-------- Data supplied --------

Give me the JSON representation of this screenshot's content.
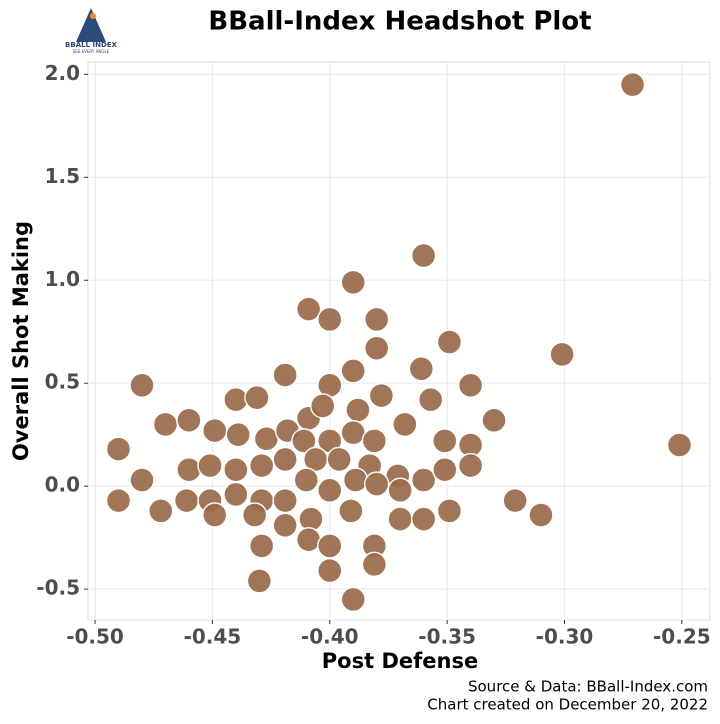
{
  "chart_data": {
    "type": "scatter",
    "title": "BBall-Index Headshot Plot",
    "logo_title": "BBALL INDEX",
    "logo_tagline": "SEE EVERY ANGLE",
    "x_label": "Post Defense",
    "y_label": "Overall Shot Making",
    "source": "Source & Data: BBall-Index.com",
    "created": "Chart created on December 20, 2022",
    "color": "#9a6a4a",
    "grid": true,
    "xlim": [
      -0.503,
      -0.238
    ],
    "ylim": [
      -0.65,
      2.06
    ],
    "xticks": [
      {
        "value": -0.5,
        "label": "-0.50"
      },
      {
        "value": -0.45,
        "label": "-0.45"
      },
      {
        "value": -0.4,
        "label": "-0.40"
      },
      {
        "value": -0.35,
        "label": "-0.35"
      },
      {
        "value": -0.3,
        "label": "-0.30"
      },
      {
        "value": -0.25,
        "label": "-0.25"
      }
    ],
    "yticks": [
      {
        "value": -0.5,
        "label": "-0.5"
      },
      {
        "value": 0,
        "label": "0.0"
      },
      {
        "value": 0.5,
        "label": "0.5"
      },
      {
        "value": 1,
        "label": "1.0"
      },
      {
        "value": 1.5,
        "label": "1.5"
      },
      {
        "value": 2,
        "label": "2.0"
      }
    ],
    "x": [
      -0.271,
      -0.36,
      -0.39,
      -0.409,
      -0.4,
      -0.38,
      -0.349,
      -0.301,
      -0.38,
      -0.48,
      -0.39,
      -0.419,
      -0.361,
      -0.34,
      -0.44,
      -0.431,
      -0.4,
      -0.378,
      -0.357,
      -0.33,
      -0.251,
      -0.49,
      -0.47,
      -0.46,
      -0.449,
      -0.439,
      -0.427,
      -0.418,
      -0.409,
      -0.403,
      -0.388,
      -0.411,
      -0.4,
      -0.39,
      -0.381,
      -0.368,
      -0.351,
      -0.34,
      -0.48,
      -0.49,
      -0.46,
      -0.451,
      -0.44,
      -0.429,
      -0.419,
      -0.406,
      -0.396,
      -0.383,
      -0.371,
      -0.36,
      -0.351,
      -0.34,
      -0.461,
      -0.451,
      -0.44,
      -0.429,
      -0.419,
      -0.41,
      -0.4,
      -0.389,
      -0.38,
      -0.37,
      -0.321,
      -0.31,
      -0.472,
      -0.449,
      -0.432,
      -0.419,
      -0.408,
      -0.391,
      -0.37,
      -0.36,
      -0.349,
      -0.429,
      -0.409,
      -0.4,
      -0.381,
      -0.43,
      -0.4,
      -0.39,
      -0.381
    ],
    "y": [
      1.95,
      1.12,
      0.99,
      0.86,
      0.81,
      0.81,
      0.7,
      0.64,
      0.67,
      0.49,
      0.56,
      0.54,
      0.57,
      0.49,
      0.42,
      0.43,
      0.49,
      0.44,
      0.42,
      0.32,
      0.2,
      0.18,
      0.3,
      0.32,
      0.27,
      0.25,
      0.23,
      0.27,
      0.33,
      0.39,
      0.37,
      0.22,
      0.22,
      0.26,
      0.22,
      0.3,
      0.22,
      0.2,
      0.03,
      -0.07,
      0.08,
      0.1,
      0.08,
      0.1,
      0.13,
      0.13,
      0.13,
      0.1,
      0.05,
      0.03,
      0.08,
      0.1,
      -0.07,
      -0.07,
      -0.04,
      -0.07,
      -0.07,
      0.03,
      -0.02,
      0.03,
      0.01,
      -0.02,
      -0.07,
      -0.14,
      -0.12,
      -0.14,
      -0.14,
      -0.19,
      -0.16,
      -0.12,
      -0.16,
      -0.16,
      -0.12,
      -0.29,
      -0.26,
      -0.29,
      -0.29,
      -0.46,
      -0.41,
      -0.55,
      -0.38
    ]
  }
}
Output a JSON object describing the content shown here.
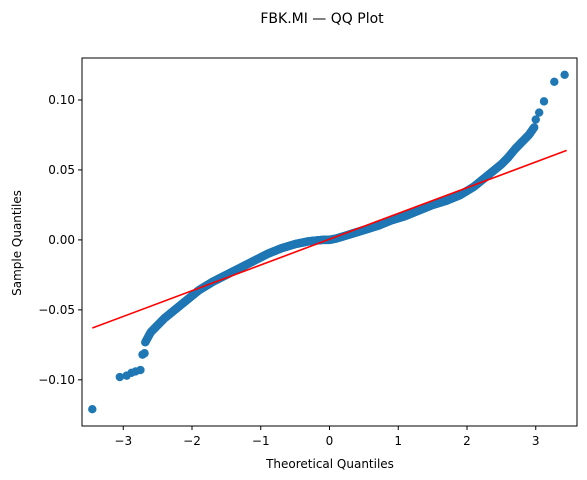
{
  "chart_data": {
    "type": "scatter",
    "title": "FBK.MI — QQ Plot",
    "xlabel": "Theoretical Quantiles",
    "ylabel": "Sample Quantiles",
    "xlim": [
      -3.6,
      3.6
    ],
    "ylim": [
      -0.133,
      0.13
    ],
    "x_ticks": [
      -3,
      -2,
      -1,
      0,
      1,
      2,
      3
    ],
    "x_tick_labels": [
      "−3",
      "−2",
      "−1",
      "0",
      "1",
      "2",
      "3"
    ],
    "y_ticks": [
      -0.1,
      -0.05,
      0.0,
      0.05,
      0.1
    ],
    "y_tick_labels": [
      "−0.10",
      "−0.05",
      "0.00",
      "0.05",
      "0.10"
    ],
    "grid": false,
    "colors": {
      "points": "#1f77b4",
      "reference_line": "#ff0000"
    },
    "reference_line": {
      "x": [
        -3.45,
        3.45
      ],
      "y": [
        -0.063,
        0.064
      ]
    },
    "sample_curve": {
      "x": [
        -3.45,
        -3.05,
        -2.9,
        -2.8,
        -2.7,
        -2.6,
        -2.5,
        -2.4,
        -2.3,
        -2.2,
        -2.1,
        -2.0,
        -1.9,
        -1.8,
        -1.7,
        -1.5,
        -1.3,
        -1.1,
        -0.9,
        -0.7,
        -0.5,
        -0.3,
        -0.1,
        0.0,
        0.1,
        0.3,
        0.5,
        0.7,
        0.9,
        1.1,
        1.3,
        1.5,
        1.7,
        1.8,
        1.9,
        2.0,
        2.1,
        2.2,
        2.3,
        2.4,
        2.5,
        2.6,
        2.7,
        2.8,
        2.9,
        3.0,
        3.1,
        3.2,
        3.3,
        3.45
      ],
      "y": [
        -0.121,
        -0.098,
        -0.094,
        -0.085,
        -0.075,
        -0.066,
        -0.061,
        -0.056,
        -0.052,
        -0.048,
        -0.044,
        -0.04,
        -0.036,
        -0.033,
        -0.03,
        -0.025,
        -0.02,
        -0.015,
        -0.01,
        -0.006,
        -0.003,
        -0.001,
        0.0,
        0.0,
        0.001,
        0.004,
        0.007,
        0.01,
        0.014,
        0.017,
        0.021,
        0.025,
        0.028,
        0.03,
        0.032,
        0.035,
        0.038,
        0.042,
        0.046,
        0.05,
        0.054,
        0.059,
        0.065,
        0.07,
        0.075,
        0.082,
        0.091,
        0.099,
        0.113,
        0.118
      ]
    },
    "outlier_points": [
      {
        "x": -3.45,
        "y": -0.121
      },
      {
        "x": -3.05,
        "y": -0.098
      },
      {
        "x": -2.95,
        "y": -0.097
      },
      {
        "x": -2.88,
        "y": -0.095
      },
      {
        "x": -2.82,
        "y": -0.094
      },
      {
        "x": -2.75,
        "y": -0.093
      },
      {
        "x": -2.72,
        "y": -0.082
      },
      {
        "x": -2.69,
        "y": -0.081
      },
      {
        "x": 3.0,
        "y": 0.086
      },
      {
        "x": 3.05,
        "y": 0.091
      },
      {
        "x": 3.12,
        "y": 0.099
      },
      {
        "x": 3.27,
        "y": 0.113
      },
      {
        "x": 3.42,
        "y": 0.118
      }
    ]
  }
}
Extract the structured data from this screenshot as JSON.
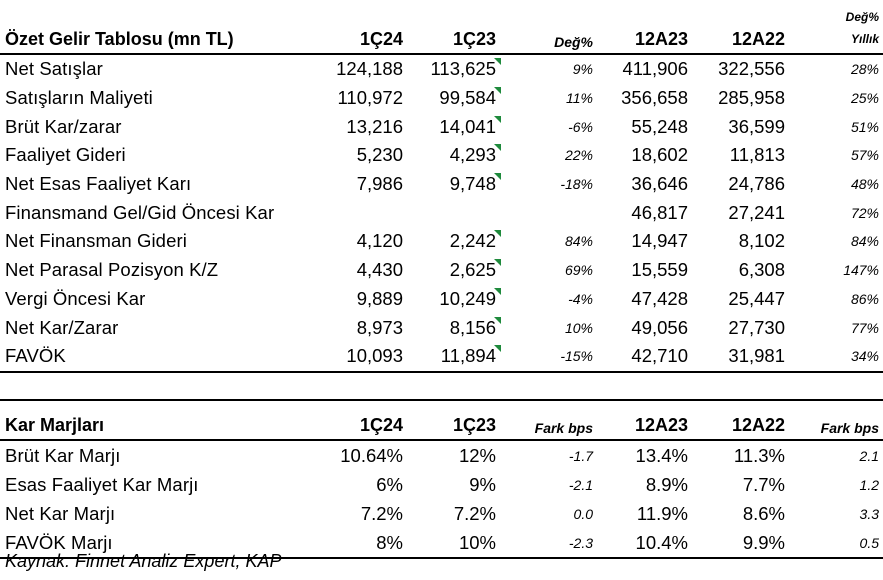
{
  "income": {
    "header": {
      "title": "Özet Gelir Tablosu (mn TL)",
      "q1": "1Ç24",
      "q2": "1Ç23",
      "chg": "Değ%",
      "y1": "12A23",
      "y2": "12A22",
      "ychg_top": "Değ%",
      "ychg_bottom": "Yıllık"
    },
    "rows": [
      {
        "label": "Net Satışlar",
        "q1": "124,188",
        "q2": "113,625",
        "chg": "9%",
        "y1": "411,906",
        "y2": "322,556",
        "ychg": "28%"
      },
      {
        "label": "Satışların Maliyeti",
        "q1": "110,972",
        "q2": "99,584",
        "chg": "11%",
        "y1": "356,658",
        "y2": "285,958",
        "ychg": "25%"
      },
      {
        "label": "Brüt Kar/zarar",
        "q1": "13,216",
        "q2": "14,041",
        "chg": "-6%",
        "y1": "55,248",
        "y2": "36,599",
        "ychg": "51%"
      },
      {
        "label": "Faaliyet Gideri",
        "q1": "5,230",
        "q2": "4,293",
        "chg": "22%",
        "y1": "18,602",
        "y2": "11,813",
        "ychg": "57%"
      },
      {
        "label": "Net Esas Faaliyet Karı",
        "q1": "7,986",
        "q2": "9,748",
        "chg": "-18%",
        "y1": "36,646",
        "y2": "24,786",
        "ychg": "48%"
      },
      {
        "label": "Finansmand Gel/Gid Öncesi Kar",
        "q1": "",
        "q2": "",
        "chg": "",
        "y1": "46,817",
        "y2": "27,241",
        "ychg": "72%"
      },
      {
        "label": "Net Finansman Gideri",
        "q1": "4,120",
        "q2": "2,242",
        "chg": "84%",
        "y1": "14,947",
        "y2": "8,102",
        "ychg": "84%"
      },
      {
        "label": "Net Parasal Pozisyon K/Z",
        "q1": "4,430",
        "q2": "2,625",
        "chg": "69%",
        "y1": "15,559",
        "y2": "6,308",
        "ychg": "147%"
      },
      {
        "label": "Vergi Öncesi Kar",
        "q1": "9,889",
        "q2": "10,249",
        "chg": "-4%",
        "y1": "47,428",
        "y2": "25,447",
        "ychg": "86%"
      },
      {
        "label": "Net Kar/Zarar",
        "q1": "8,973",
        "q2": "8,156",
        "chg": "10%",
        "y1": "49,056",
        "y2": "27,730",
        "ychg": "77%"
      },
      {
        "label": "FAVÖK",
        "q1": "10,093",
        "q2": "11,894",
        "chg": "-15%",
        "y1": "42,710",
        "y2": "31,981",
        "ychg": "34%"
      }
    ]
  },
  "margins": {
    "header": {
      "title": "Kar Marjları",
      "q1": "1Ç24",
      "q2": "1Ç23",
      "chg": "Fark bps",
      "y1": "12A23",
      "y2": "12A22",
      "ychg": "Fark bps"
    },
    "rows": [
      {
        "label": "Brüt Kar Marjı",
        "q1": "10.64%",
        "q2": "12%",
        "chg": "-1.7",
        "y1": "13.4%",
        "y2": "11.3%",
        "ychg": "2.1"
      },
      {
        "label": "Esas Faaliyet Kar Marjı",
        "q1": "6%",
        "q2": "9%",
        "chg": "-2.1",
        "y1": "8.9%",
        "y2": "7.7%",
        "ychg": "1.2"
      },
      {
        "label": "Net Kar Marjı",
        "q1": "7.2%",
        "q2": "7.2%",
        "chg": "0.0",
        "y1": "11.9%",
        "y2": "8.6%",
        "ychg": "3.3"
      },
      {
        "label": "FAVÖK Marjı",
        "q1": "8%",
        "q2": "10%",
        "chg": "-2.3",
        "y1": "10.4%",
        "y2": "9.9%",
        "ychg": "0.5"
      }
    ]
  },
  "source": "Kaynak: Finnet Analiz Expert, KAP",
  "colors": {
    "cell_marker": "#1e8a3c"
  }
}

--------

Task brief => Determine how many lines of this listing contain "Marjı", and give only the number.

Written solution => 4